● WHAT IS ASKED
From the entries below, gather every line containing the string "this".

● SOURCE MATERIAL

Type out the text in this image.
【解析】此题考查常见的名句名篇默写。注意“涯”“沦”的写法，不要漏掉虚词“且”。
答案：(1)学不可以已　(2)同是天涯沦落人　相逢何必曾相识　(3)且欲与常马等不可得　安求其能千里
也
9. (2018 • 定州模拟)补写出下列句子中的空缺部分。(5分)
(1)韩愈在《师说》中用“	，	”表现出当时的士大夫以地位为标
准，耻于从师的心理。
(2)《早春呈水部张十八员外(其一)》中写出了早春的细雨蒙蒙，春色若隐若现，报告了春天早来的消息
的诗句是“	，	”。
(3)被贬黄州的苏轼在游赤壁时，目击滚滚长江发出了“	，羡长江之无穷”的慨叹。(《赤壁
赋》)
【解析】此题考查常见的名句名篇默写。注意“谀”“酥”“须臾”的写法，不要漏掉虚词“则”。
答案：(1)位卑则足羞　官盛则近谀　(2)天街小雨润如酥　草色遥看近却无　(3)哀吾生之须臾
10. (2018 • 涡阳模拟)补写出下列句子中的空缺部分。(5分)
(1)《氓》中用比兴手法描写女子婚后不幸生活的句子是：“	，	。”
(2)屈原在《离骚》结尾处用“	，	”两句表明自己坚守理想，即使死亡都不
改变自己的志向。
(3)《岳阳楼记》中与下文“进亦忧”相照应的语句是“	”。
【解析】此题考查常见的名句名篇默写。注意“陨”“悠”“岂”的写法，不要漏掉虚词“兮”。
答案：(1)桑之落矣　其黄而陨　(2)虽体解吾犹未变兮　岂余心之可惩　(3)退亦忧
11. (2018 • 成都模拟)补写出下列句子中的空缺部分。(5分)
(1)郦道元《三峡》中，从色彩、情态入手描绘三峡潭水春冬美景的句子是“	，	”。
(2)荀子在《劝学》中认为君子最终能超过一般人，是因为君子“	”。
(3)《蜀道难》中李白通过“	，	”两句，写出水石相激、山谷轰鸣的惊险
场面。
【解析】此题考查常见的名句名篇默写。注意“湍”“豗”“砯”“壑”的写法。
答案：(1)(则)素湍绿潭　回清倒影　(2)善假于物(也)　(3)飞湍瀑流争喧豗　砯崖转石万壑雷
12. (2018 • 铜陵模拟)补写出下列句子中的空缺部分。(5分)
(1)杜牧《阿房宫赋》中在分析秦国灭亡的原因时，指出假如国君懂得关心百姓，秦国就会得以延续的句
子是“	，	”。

---

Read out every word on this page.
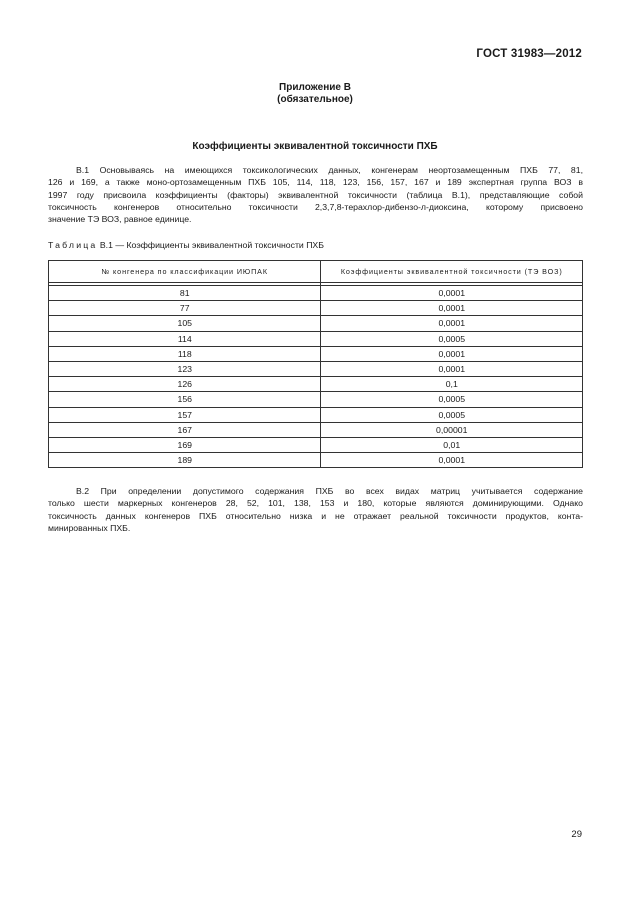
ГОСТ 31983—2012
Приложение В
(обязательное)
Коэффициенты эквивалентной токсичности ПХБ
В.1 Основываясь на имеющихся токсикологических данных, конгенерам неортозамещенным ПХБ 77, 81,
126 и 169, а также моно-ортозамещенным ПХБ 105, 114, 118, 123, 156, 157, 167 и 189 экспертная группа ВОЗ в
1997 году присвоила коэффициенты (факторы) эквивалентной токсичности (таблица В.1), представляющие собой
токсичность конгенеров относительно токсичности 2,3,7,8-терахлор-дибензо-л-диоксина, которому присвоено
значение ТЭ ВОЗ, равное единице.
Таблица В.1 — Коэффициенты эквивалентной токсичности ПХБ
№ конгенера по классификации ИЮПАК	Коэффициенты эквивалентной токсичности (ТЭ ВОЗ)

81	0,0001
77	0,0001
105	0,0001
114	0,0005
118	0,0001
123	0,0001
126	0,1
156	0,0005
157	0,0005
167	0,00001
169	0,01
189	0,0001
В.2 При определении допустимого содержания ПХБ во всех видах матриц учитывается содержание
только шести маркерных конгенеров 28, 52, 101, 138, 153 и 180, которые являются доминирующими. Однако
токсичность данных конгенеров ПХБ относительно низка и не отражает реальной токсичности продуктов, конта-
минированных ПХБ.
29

● ANSWER TO THE PROBLEM
Type out the text in this image.
Read out every word on this page.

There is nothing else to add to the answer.